Task prompt:
Retype all of the data. Every line must match exactly.
----- Information supplied
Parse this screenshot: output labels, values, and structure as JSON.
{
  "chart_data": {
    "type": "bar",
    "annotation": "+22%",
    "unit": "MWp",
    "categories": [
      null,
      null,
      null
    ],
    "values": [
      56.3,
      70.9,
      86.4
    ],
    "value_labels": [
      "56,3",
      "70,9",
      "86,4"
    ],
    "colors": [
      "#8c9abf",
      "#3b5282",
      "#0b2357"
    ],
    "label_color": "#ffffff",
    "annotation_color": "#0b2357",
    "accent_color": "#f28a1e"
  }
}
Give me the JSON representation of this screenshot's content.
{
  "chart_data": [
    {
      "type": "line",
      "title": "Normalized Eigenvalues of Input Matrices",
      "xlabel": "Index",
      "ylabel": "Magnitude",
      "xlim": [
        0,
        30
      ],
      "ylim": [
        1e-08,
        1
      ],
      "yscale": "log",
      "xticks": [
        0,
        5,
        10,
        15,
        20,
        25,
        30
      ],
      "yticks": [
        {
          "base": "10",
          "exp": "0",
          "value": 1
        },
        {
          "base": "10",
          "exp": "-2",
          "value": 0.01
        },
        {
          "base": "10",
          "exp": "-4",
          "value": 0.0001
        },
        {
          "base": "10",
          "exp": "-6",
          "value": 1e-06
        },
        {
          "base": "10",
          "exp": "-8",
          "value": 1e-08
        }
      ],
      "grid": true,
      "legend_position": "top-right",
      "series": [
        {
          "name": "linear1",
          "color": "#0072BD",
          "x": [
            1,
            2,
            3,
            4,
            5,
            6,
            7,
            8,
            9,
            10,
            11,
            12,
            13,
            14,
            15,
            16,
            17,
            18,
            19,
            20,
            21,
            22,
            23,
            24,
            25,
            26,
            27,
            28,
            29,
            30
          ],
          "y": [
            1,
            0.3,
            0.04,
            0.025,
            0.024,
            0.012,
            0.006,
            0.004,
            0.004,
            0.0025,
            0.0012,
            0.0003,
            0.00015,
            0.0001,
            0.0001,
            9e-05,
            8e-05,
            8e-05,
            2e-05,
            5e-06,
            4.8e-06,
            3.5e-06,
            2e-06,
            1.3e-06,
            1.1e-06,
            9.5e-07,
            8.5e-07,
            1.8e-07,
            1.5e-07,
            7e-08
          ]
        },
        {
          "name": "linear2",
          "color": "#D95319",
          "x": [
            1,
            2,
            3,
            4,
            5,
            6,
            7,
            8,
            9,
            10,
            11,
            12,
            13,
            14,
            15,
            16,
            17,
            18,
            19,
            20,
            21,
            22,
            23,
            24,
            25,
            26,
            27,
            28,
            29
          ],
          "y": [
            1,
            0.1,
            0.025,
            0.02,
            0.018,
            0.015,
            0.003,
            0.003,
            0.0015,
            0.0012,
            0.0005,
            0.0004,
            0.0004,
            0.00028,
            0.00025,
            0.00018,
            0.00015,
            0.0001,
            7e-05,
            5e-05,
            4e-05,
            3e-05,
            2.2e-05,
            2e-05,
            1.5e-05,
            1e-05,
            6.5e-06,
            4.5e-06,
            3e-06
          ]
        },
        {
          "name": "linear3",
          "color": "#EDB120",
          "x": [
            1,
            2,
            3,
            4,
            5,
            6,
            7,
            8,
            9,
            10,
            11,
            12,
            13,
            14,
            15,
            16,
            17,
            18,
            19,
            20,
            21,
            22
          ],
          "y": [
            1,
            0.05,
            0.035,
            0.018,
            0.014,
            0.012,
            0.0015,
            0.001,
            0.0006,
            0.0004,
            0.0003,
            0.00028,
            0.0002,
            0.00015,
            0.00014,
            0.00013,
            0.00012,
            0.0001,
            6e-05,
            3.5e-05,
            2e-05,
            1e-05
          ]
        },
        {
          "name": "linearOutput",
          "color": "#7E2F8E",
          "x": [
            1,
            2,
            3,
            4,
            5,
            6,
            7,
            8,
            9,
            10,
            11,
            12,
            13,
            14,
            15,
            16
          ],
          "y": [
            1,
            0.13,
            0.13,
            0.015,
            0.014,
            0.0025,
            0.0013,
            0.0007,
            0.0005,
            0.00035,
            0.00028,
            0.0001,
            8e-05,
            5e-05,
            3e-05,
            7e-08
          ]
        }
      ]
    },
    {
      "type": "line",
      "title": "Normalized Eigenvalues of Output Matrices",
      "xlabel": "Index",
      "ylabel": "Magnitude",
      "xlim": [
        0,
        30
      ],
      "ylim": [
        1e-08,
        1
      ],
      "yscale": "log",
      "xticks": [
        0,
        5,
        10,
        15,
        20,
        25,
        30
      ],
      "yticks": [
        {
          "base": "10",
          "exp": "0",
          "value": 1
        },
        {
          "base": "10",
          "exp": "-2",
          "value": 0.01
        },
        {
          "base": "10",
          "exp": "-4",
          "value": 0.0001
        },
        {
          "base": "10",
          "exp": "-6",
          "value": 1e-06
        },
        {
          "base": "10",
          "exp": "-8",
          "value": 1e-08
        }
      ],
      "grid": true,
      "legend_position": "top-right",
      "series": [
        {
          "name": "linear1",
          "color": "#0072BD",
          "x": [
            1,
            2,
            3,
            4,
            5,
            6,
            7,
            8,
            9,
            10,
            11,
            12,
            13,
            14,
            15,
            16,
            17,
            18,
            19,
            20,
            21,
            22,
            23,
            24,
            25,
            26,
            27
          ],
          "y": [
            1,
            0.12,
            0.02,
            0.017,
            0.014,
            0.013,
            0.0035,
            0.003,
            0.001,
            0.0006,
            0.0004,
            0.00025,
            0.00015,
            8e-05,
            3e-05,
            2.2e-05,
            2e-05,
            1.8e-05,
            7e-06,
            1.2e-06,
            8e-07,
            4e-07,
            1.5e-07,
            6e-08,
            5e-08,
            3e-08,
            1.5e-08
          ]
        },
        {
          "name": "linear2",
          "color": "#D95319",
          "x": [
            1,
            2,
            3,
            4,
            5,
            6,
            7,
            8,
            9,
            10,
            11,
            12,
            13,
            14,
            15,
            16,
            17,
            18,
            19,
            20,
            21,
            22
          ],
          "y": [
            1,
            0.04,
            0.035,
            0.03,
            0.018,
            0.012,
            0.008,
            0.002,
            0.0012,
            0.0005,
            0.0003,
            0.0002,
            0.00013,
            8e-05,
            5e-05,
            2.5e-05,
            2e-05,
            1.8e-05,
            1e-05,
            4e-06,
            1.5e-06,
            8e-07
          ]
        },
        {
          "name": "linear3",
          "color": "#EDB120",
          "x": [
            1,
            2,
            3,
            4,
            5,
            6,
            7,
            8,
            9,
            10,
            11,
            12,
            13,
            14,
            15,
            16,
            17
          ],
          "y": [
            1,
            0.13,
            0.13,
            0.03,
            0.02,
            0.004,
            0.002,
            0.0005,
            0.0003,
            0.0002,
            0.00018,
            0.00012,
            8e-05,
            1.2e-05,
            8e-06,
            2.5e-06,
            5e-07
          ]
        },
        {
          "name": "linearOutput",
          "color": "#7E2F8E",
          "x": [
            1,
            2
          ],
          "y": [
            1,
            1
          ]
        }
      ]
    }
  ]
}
----------
Answer to this exercise:
Parse this screenshot: output labels, values, and structure as JSON.
{
  "chart_data": {
    "type": "bar",
    "annotation": "+22%",
    "unit": "MWp",
    "categories": [
      null,
      null,
      null
    ],
    "values": [
      56.3,
      70.9,
      86.4
    ],
    "value_labels": [
      "56,3",
      "70,9",
      "86,4"
    ],
    "colors": [
      "#8c9abf",
      "#3b5282",
      "#0b2357"
    ],
    "label_color": "#ffffff",
    "annotation_color": "#0b2357",
    "accent_color": "#f28a1e"
  }
}
Give me the JSON representation of this screenshot's content.
{
  "chart_data": [
    {
      "type": "line",
      "title": "Normalized Eigenvalues of Input Matrices",
      "xlabel": "Index",
      "ylabel": "Magnitude",
      "xlim": [
        0,
        30
      ],
      "ylim": [
        1e-08,
        1
      ],
      "yscale": "log",
      "xticks": [
        0,
        5,
        10,
        15,
        20,
        25,
        30
      ],
      "yticks": [
        {
          "base": "10",
          "exp": "0",
          "value": 1
        },
        {
          "base": "10",
          "exp": "-2",
          "value": 0.01
        },
        {
          "base": "10",
          "exp": "-4",
          "value": 0.0001
        },
        {
          "base": "10",
          "exp": "-6",
          "value": 1e-06
        },
        {
          "base": "10",
          "exp": "-8",
          "value": 1e-08
        }
      ],
      "grid": true,
      "legend_position": "top-right",
      "series": [
        {
          "name": "linear1",
          "color": "#0072BD",
          "x": [
            1,
            2,
            3,
            4,
            5,
            6,
            7,
            8,
            9,
            10,
            11,
            12,
            13,
            14,
            15,
            16,
            17,
            18,
            19,
            20,
            21,
            22,
            23,
            24,
            25,
            26,
            27,
            28,
            29,
            30
          ],
          "y": [
            1,
            0.3,
            0.04,
            0.025,
            0.024,
            0.012,
            0.006,
            0.004,
            0.004,
            0.0025,
            0.0012,
            0.0003,
            0.00015,
            0.0001,
            0.0001,
            9e-05,
            8e-05,
            8e-05,
            2e-05,
            5e-06,
            4.8e-06,
            3.5e-06,
            2e-06,
            1.3e-06,
            1.1e-06,
            9.5e-07,
            8.5e-07,
            1.8e-07,
            1.5e-07,
            7e-08
          ]
        },
        {
          "name": "linear2",
          "color": "#D95319",
          "x": [
            1,
            2,
            3,
            4,
            5,
            6,
            7,
            8,
            9,
            10,
            11,
            12,
            13,
            14,
            15,
            16,
            17,
            18,
            19,
            20,
            21,
            22,
            23,
            24,
            25,
            26,
            27,
            28,
            29
          ],
          "y": [
            1,
            0.1,
            0.025,
            0.02,
            0.018,
            0.015,
            0.003,
            0.003,
            0.0015,
            0.0012,
            0.0005,
            0.0004,
            0.0004,
            0.00028,
            0.00025,
            0.00018,
            0.00015,
            0.0001,
            7e-05,
            5e-05,
            4e-05,
            3e-05,
            2.2e-05,
            2e-05,
            1.5e-05,
            1e-05,
            6.5e-06,
            4.5e-06,
            3e-06
          ]
        },
        {
          "name": "linear3",
          "color": "#EDB120",
          "x": [
            1,
            2,
            3,
            4,
            5,
            6,
            7,
            8,
            9,
            10,
            11,
            12,
            13,
            14,
            15,
            16,
            17,
            18,
            19,
            20,
            21,
            22
          ],
          "y": [
            1,
            0.05,
            0.035,
            0.018,
            0.014,
            0.012,
            0.0015,
            0.001,
            0.0006,
            0.0004,
            0.0003,
            0.00028,
            0.0002,
            0.00015,
            0.00014,
            0.00013,
            0.00012,
            0.0001,
            6e-05,
            3.5e-05,
            2e-05,
            1e-05
          ]
        },
        {
          "name": "linearOutput",
          "color": "#7E2F8E",
          "x": [
            1,
            2,
            3,
            4,
            5,
            6,
            7,
            8,
            9,
            10,
            11,
            12,
            13,
            14,
            15,
            16
          ],
          "y": [
            1,
            0.13,
            0.13,
            0.015,
            0.014,
            0.0025,
            0.0013,
            0.0007,
            0.0005,
            0.00035,
            0.00028,
            0.0001,
            8e-05,
            5e-05,
            3e-05,
            7e-08
          ]
        }
      ]
    },
    {
      "type": "line",
      "title": "Normalized Eigenvalues of Output Matrices",
      "xlabel": "Index",
      "ylabel": "Magnitude",
      "xlim": [
        0,
        30
      ],
      "ylim": [
        1e-08,
        1
      ],
      "yscale": "log",
      "xticks": [
        0,
        5,
        10,
        15,
        20,
        25,
        30
      ],
      "yticks": [
        {
          "base": "10",
          "exp": "0",
          "value": 1
        },
        {
          "base": "10",
          "exp": "-2",
          "value": 0.01
        },
        {
          "base": "10",
          "exp": "-4",
          "value": 0.0001
        },
        {
          "base": "10",
          "exp": "-6",
          "value": 1e-06
        },
        {
          "base": "10",
          "exp": "-8",
          "value": 1e-08
        }
      ],
      "grid": true,
      "legend_position": "top-right",
      "series": [
        {
          "name": "linear1",
          "color": "#0072BD",
          "x": [
            1,
            2,
            3,
            4,
            5,
            6,
            7,
            8,
            9,
            10,
            11,
            12,
            13,
            14,
            15,
            16,
            17,
            18,
            19,
            20,
            21,
            22,
            23,
            24,
            25,
            26,
            27
          ],
          "y": [
            1,
            0.12,
            0.02,
            0.017,
            0.014,
            0.013,
            0.0035,
            0.003,
            0.001,
            0.0006,
            0.0004,
            0.00025,
            0.00015,
            8e-05,
            3e-05,
            2.2e-05,
            2e-05,
            1.8e-05,
            7e-06,
            1.2e-06,
            8e-07,
            4e-07,
            1.5e-07,
            6e-08,
            5e-08,
            3e-08,
            1.5e-08
          ]
        },
        {
          "name": "linear2",
          "color": "#D95319",
          "x": [
            1,
            2,
            3,
            4,
            5,
            6,
            7,
            8,
            9,
            10,
            11,
            12,
            13,
            14,
            15,
            16,
            17,
            18,
            19,
            20,
            21,
            22
          ],
          "y": [
            1,
            0.04,
            0.035,
            0.03,
            0.018,
            0.012,
            0.008,
            0.002,
            0.0012,
            0.0005,
            0.0003,
            0.0002,
            0.00013,
            8e-05,
            5e-05,
            2.5e-05,
            2e-05,
            1.8e-05,
            1e-05,
            4e-06,
            1.5e-06,
            8e-07
          ]
        },
        {
          "name": "linear3",
          "color": "#EDB120",
          "x": [
            1,
            2,
            3,
            4,
            5,
            6,
            7,
            8,
            9,
            10,
            11,
            12,
            13,
            14,
            15,
            16,
            17
          ],
          "y": [
            1,
            0.13,
            0.13,
            0.03,
            0.02,
            0.004,
            0.002,
            0.0005,
            0.0003,
            0.0002,
            0.00018,
            0.00012,
            8e-05,
            1.2e-05,
            8e-06,
            2.5e-06,
            5e-07
          ]
        },
        {
          "name": "linearOutput",
          "color": "#7E2F8E",
          "x": [
            1,
            2
          ],
          "y": [
            1,
            1
          ]
        }
      ]
    }
  ]
}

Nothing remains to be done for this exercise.